━━━ Recorded data
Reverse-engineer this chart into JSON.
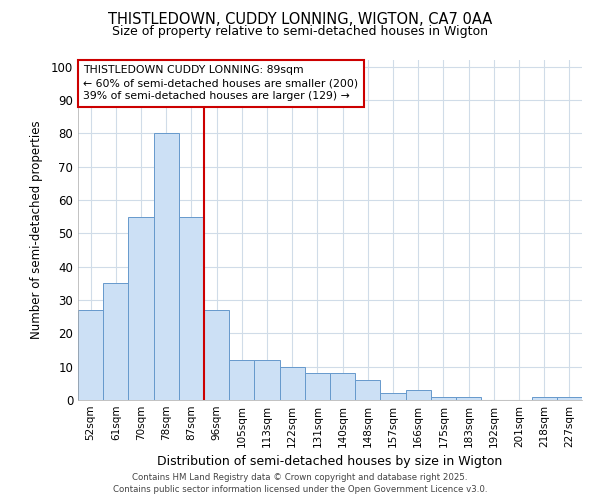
{
  "title1": "THISTLEDOWN, CUDDY LONNING, WIGTON, CA7 0AA",
  "title2": "Size of property relative to semi-detached houses in Wigton",
  "xlabel": "Distribution of semi-detached houses by size in Wigton",
  "ylabel": "Number of semi-detached properties",
  "categories": [
    "52sqm",
    "61sqm",
    "70sqm",
    "78sqm",
    "87sqm",
    "96sqm",
    "105sqm",
    "113sqm",
    "122sqm",
    "131sqm",
    "140sqm",
    "148sqm",
    "157sqm",
    "166sqm",
    "175sqm",
    "183sqm",
    "192sqm",
    "201sqm",
    "218sqm",
    "227sqm"
  ],
  "values": [
    27,
    35,
    55,
    80,
    55,
    27,
    12,
    12,
    10,
    8,
    8,
    6,
    2,
    3,
    1,
    1,
    0,
    0,
    1,
    1
  ],
  "bar_color": "#cce0f5",
  "bar_edge_color": "#6699cc",
  "vline_color": "#cc0000",
  "annotation_title": "THISTLEDOWN CUDDY LONNING: 89sqm",
  "annotation_line1": "← 60% of semi-detached houses are smaller (200)",
  "annotation_line2": "39% of semi-detached houses are larger (129) →",
  "annotation_box_color": "#cc0000",
  "ylim": [
    0,
    102
  ],
  "yticks": [
    0,
    10,
    20,
    30,
    40,
    50,
    60,
    70,
    80,
    90,
    100
  ],
  "footer1": "Contains HM Land Registry data © Crown copyright and database right 2025.",
  "footer2": "Contains public sector information licensed under the Open Government Licence v3.0.",
  "bg_color": "#ffffff",
  "plot_bg_color": "#ffffff",
  "grid_color": "#d0dce8"
}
━━━━━━
Problem details> Leave out the pictures and transcribe everything else exactly.

Correct result>
Reverse-engineer this chart into JSON.
{
  "title1": "THISTLEDOWN, CUDDY LONNING, WIGTON, CA7 0AA",
  "title2": "Size of property relative to semi-detached houses in Wigton",
  "xlabel": "Distribution of semi-detached houses by size in Wigton",
  "ylabel": "Number of semi-detached properties",
  "categories": [
    "52sqm",
    "61sqm",
    "70sqm",
    "78sqm",
    "87sqm",
    "96sqm",
    "105sqm",
    "113sqm",
    "122sqm",
    "131sqm",
    "140sqm",
    "148sqm",
    "157sqm",
    "166sqm",
    "175sqm",
    "183sqm",
    "192sqm",
    "201sqm",
    "218sqm",
    "227sqm"
  ],
  "values": [
    27,
    35,
    55,
    80,
    55,
    27,
    12,
    12,
    10,
    8,
    8,
    6,
    2,
    3,
    1,
    1,
    0,
    0,
    1,
    1
  ],
  "bar_color": "#cce0f5",
  "bar_edge_color": "#6699cc",
  "vline_color": "#cc0000",
  "annotation_title": "THISTLEDOWN CUDDY LONNING: 89sqm",
  "annotation_line1": "← 60% of semi-detached houses are smaller (200)",
  "annotation_line2": "39% of semi-detached houses are larger (129) →",
  "annotation_box_color": "#cc0000",
  "ylim": [
    0,
    102
  ],
  "yticks": [
    0,
    10,
    20,
    30,
    40,
    50,
    60,
    70,
    80,
    90,
    100
  ],
  "footer1": "Contains HM Land Registry data © Crown copyright and database right 2025.",
  "footer2": "Contains public sector information licensed under the Open Government Licence v3.0.",
  "bg_color": "#ffffff",
  "plot_bg_color": "#ffffff",
  "grid_color": "#d0dce8"
}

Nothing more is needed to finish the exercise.